[TASK]:
From the listing, collect all lines containing the word "scope".
* Begin DATASET RECORDS *
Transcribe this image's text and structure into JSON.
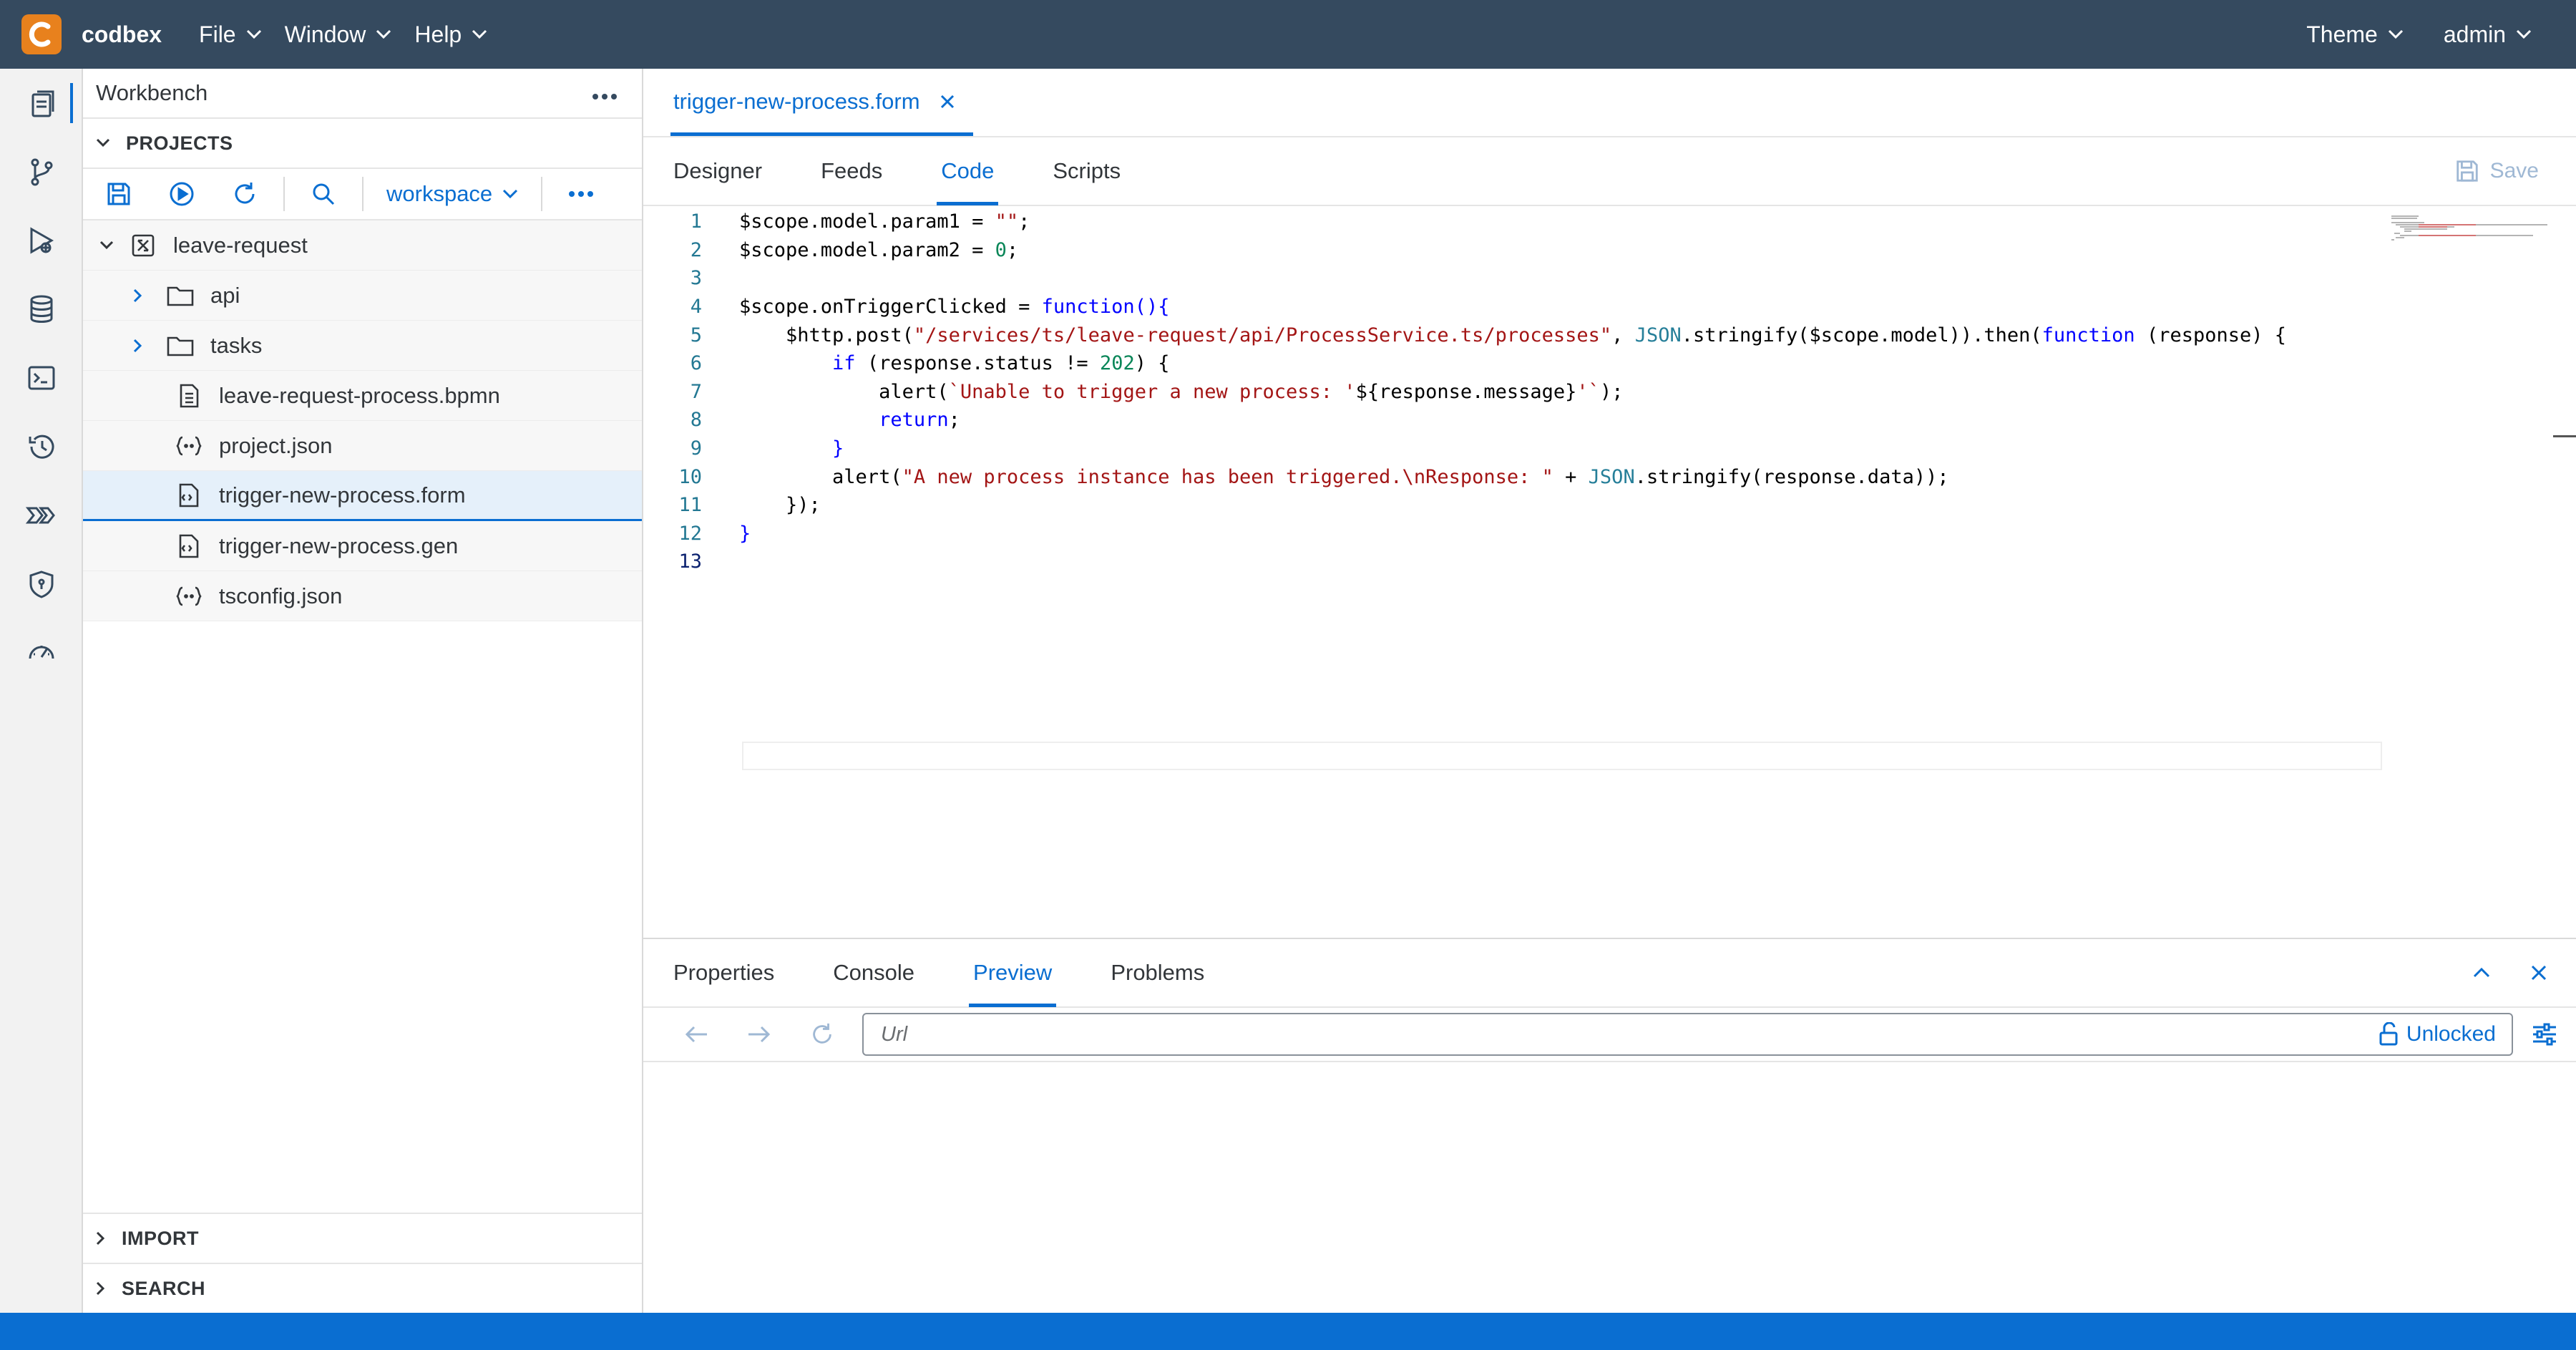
{
  "app": {
    "brand": "codbex",
    "menus": [
      {
        "label": "File"
      },
      {
        "label": "Window"
      },
      {
        "label": "Help"
      }
    ],
    "theme_label": "Theme",
    "user_label": "admin"
  },
  "activity_bar": {
    "items": [
      {
        "icon": "files-icon",
        "active": true
      },
      {
        "icon": "git-branch-icon"
      },
      {
        "icon": "debug-icon"
      },
      {
        "icon": "database-icon"
      },
      {
        "icon": "terminal-icon"
      },
      {
        "icon": "history-icon"
      },
      {
        "icon": "pipeline-icon"
      },
      {
        "icon": "security-icon"
      },
      {
        "icon": "performance-icon"
      }
    ]
  },
  "explorer": {
    "title": "Workbench",
    "projects_label": "PROJECTS",
    "workspace_label": "workspace",
    "tree": [
      {
        "label": "leave-request",
        "type": "project",
        "level": 0,
        "expanded": true
      },
      {
        "label": "api",
        "type": "folder",
        "level": 1
      },
      {
        "label": "tasks",
        "type": "folder",
        "level": 1
      },
      {
        "label": "leave-request-process.bpmn",
        "type": "file",
        "level": 1
      },
      {
        "label": "project.json",
        "type": "json",
        "level": 1
      },
      {
        "label": "trigger-new-process.form",
        "type": "form",
        "level": 1,
        "selected": true
      },
      {
        "label": "trigger-new-process.gen",
        "type": "form",
        "level": 1
      },
      {
        "label": "tsconfig.json",
        "type": "json",
        "level": 1
      }
    ],
    "import_label": "IMPORT",
    "search_label": "SEARCH"
  },
  "editor": {
    "tab_label": "trigger-new-process.form",
    "subtabs": [
      "Designer",
      "Feeds",
      "Code",
      "Scripts"
    ],
    "active_subtab": "Code",
    "save_label": "Save",
    "line_numbers": [
      "1",
      "2",
      "3",
      "4",
      "5",
      "6",
      "7",
      "8",
      "9",
      "10",
      "11",
      "12",
      "13"
    ],
    "code": {
      "l1a": "$scope.model.param1 = ",
      "l1s": "\"\"",
      "l1b": ";",
      "l2a": "$scope.model.param2 = ",
      "l2n": "0",
      "l2b": ";",
      "l4a": "$scope.onTriggerClicked = ",
      "l4k": "function",
      "l4b": "(){",
      "l5a": "    $http.post(",
      "l5s": "\"/services/ts/leave-request/api/ProcessService.ts/processes\"",
      "l5b": ", ",
      "l5t": "JSON",
      "l5c": ".stringify($scope.model)).then(",
      "l5k": "function",
      "l5d": " (response) {",
      "l6k": "        if",
      "l6a": " (response.status != ",
      "l6n": "202",
      "l6b": ") {",
      "l7a": "            alert(",
      "l7s": "`Unable to trigger a new process: '",
      "l7b": "${response.message}",
      "l7s2": "'`",
      "l7c": ");",
      "l8k": "            return",
      "l8a": ";",
      "l9a": "        }",
      "l10a": "        alert(",
      "l10s": "\"A new process instance has been triggered.\\nResponse: \"",
      "l10b": " + ",
      "l10t": "JSON",
      "l10c": ".stringify(response.data));",
      "l11a": "    });",
      "l12a": "}"
    }
  },
  "panel": {
    "tabs": [
      "Properties",
      "Console",
      "Preview",
      "Problems"
    ],
    "active_tab": "Preview",
    "url_placeholder": "Url",
    "lock_label": "Unlocked"
  },
  "colors": {
    "shellbar": "#354a5f",
    "accent": "#0a6ed1",
    "brand_orange": "#e8811d",
    "statusbar": "#0a6ed1"
  }
}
* End DATASET RECORDS *
[THE RESPONSE]:
      "l1a": "$scope.model.param1 = ",
      "l2a": "$scope.model.param2 = ",
      "l4a": "$scope.onTriggerClicked = ",
      "l5c": ".stringify($scope.model)).then(",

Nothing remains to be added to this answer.